SUPPLIED DATA —
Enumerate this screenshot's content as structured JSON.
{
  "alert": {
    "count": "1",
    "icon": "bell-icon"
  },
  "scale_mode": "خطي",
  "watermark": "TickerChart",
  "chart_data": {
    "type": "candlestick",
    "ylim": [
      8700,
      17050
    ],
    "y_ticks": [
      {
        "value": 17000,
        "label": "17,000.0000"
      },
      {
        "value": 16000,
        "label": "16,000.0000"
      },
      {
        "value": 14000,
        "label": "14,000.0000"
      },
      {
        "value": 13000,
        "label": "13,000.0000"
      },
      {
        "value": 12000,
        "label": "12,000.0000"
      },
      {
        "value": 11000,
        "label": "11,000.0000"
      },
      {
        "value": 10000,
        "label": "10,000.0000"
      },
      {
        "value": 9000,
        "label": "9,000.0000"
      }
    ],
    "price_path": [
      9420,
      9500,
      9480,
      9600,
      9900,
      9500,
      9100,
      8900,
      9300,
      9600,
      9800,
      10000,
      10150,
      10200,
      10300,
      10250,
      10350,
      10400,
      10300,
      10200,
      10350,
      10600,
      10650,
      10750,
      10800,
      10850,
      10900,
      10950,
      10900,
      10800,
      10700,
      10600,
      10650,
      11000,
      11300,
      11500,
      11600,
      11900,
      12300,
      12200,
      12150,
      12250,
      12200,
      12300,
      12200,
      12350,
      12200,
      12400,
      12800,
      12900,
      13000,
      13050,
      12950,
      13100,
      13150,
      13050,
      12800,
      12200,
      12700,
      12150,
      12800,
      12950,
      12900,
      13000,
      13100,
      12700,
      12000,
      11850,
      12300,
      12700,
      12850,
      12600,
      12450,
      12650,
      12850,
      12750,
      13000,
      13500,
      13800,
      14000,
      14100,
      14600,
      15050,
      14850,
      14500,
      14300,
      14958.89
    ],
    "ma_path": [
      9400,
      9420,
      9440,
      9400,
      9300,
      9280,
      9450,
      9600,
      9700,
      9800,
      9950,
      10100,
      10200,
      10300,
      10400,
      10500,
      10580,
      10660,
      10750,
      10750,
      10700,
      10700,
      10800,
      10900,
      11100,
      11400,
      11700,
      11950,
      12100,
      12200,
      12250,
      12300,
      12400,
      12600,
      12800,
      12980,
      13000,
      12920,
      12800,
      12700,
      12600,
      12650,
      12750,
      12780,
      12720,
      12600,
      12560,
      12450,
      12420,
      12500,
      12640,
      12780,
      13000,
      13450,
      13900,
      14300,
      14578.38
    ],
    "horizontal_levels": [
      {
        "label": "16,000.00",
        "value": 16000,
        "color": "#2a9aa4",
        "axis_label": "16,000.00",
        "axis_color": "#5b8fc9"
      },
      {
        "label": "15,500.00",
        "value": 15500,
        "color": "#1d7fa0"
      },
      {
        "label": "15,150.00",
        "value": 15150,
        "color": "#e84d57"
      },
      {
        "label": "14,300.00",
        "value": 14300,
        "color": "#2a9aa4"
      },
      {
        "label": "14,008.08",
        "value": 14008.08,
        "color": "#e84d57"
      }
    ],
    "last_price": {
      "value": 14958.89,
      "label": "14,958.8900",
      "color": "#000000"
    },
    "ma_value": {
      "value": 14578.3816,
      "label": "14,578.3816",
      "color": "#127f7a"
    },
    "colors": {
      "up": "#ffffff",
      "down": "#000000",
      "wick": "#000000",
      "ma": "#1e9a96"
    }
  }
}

DIRECTIONS FOR THIS TASK —
Copy out the data shown above without altering anything.

FINISHED TASK —
Enumerate this screenshot's content as structured JSON.
{
  "alert": {
    "count": "1",
    "icon": "bell-icon"
  },
  "scale_mode": "خطي",
  "watermark": "TickerChart",
  "chart_data": {
    "type": "candlestick",
    "ylim": [
      8700,
      17050
    ],
    "y_ticks": [
      {
        "value": 17000,
        "label": "17,000.0000"
      },
      {
        "value": 16000,
        "label": "16,000.0000"
      },
      {
        "value": 14000,
        "label": "14,000.0000"
      },
      {
        "value": 13000,
        "label": "13,000.0000"
      },
      {
        "value": 12000,
        "label": "12,000.0000"
      },
      {
        "value": 11000,
        "label": "11,000.0000"
      },
      {
        "value": 10000,
        "label": "10,000.0000"
      },
      {
        "value": 9000,
        "label": "9,000.0000"
      }
    ],
    "price_path": [
      9420,
      9500,
      9480,
      9600,
      9900,
      9500,
      9100,
      8900,
      9300,
      9600,
      9800,
      10000,
      10150,
      10200,
      10300,
      10250,
      10350,
      10400,
      10300,
      10200,
      10350,
      10600,
      10650,
      10750,
      10800,
      10850,
      10900,
      10950,
      10900,
      10800,
      10700,
      10600,
      10650,
      11000,
      11300,
      11500,
      11600,
      11900,
      12300,
      12200,
      12150,
      12250,
      12200,
      12300,
      12200,
      12350,
      12200,
      12400,
      12800,
      12900,
      13000,
      13050,
      12950,
      13100,
      13150,
      13050,
      12800,
      12200,
      12700,
      12150,
      12800,
      12950,
      12900,
      13000,
      13100,
      12700,
      12000,
      11850,
      12300,
      12700,
      12850,
      12600,
      12450,
      12650,
      12850,
      12750,
      13000,
      13500,
      13800,
      14000,
      14100,
      14600,
      15050,
      14850,
      14500,
      14300,
      14958.89
    ],
    "ma_path": [
      9400,
      9420,
      9440,
      9400,
      9300,
      9280,
      9450,
      9600,
      9700,
      9800,
      9950,
      10100,
      10200,
      10300,
      10400,
      10500,
      10580,
      10660,
      10750,
      10750,
      10700,
      10700,
      10800,
      10900,
      11100,
      11400,
      11700,
      11950,
      12100,
      12200,
      12250,
      12300,
      12400,
      12600,
      12800,
      12980,
      13000,
      12920,
      12800,
      12700,
      12600,
      12650,
      12750,
      12780,
      12720,
      12600,
      12560,
      12450,
      12420,
      12500,
      12640,
      12780,
      13000,
      13450,
      13900,
      14300,
      14578.38
    ],
    "horizontal_levels": [
      {
        "label": "16,000.00",
        "value": 16000,
        "color": "#2a9aa4",
        "axis_label": "16,000.00",
        "axis_color": "#5b8fc9"
      },
      {
        "label": "15,500.00",
        "value": 15500,
        "color": "#1d7fa0"
      },
      {
        "label": "15,150.00",
        "value": 15150,
        "color": "#e84d57"
      },
      {
        "label": "14,300.00",
        "value": 14300,
        "color": "#2a9aa4"
      },
      {
        "label": "14,008.08",
        "value": 14008.08,
        "color": "#e84d57"
      }
    ],
    "last_price": {
      "value": 14958.89,
      "label": "14,958.8900",
      "color": "#000000"
    },
    "ma_value": {
      "value": 14578.3816,
      "label": "14,578.3816",
      "color": "#127f7a"
    },
    "colors": {
      "up": "#ffffff",
      "down": "#000000",
      "wick": "#000000",
      "ma": "#1e9a96"
    }
  }
}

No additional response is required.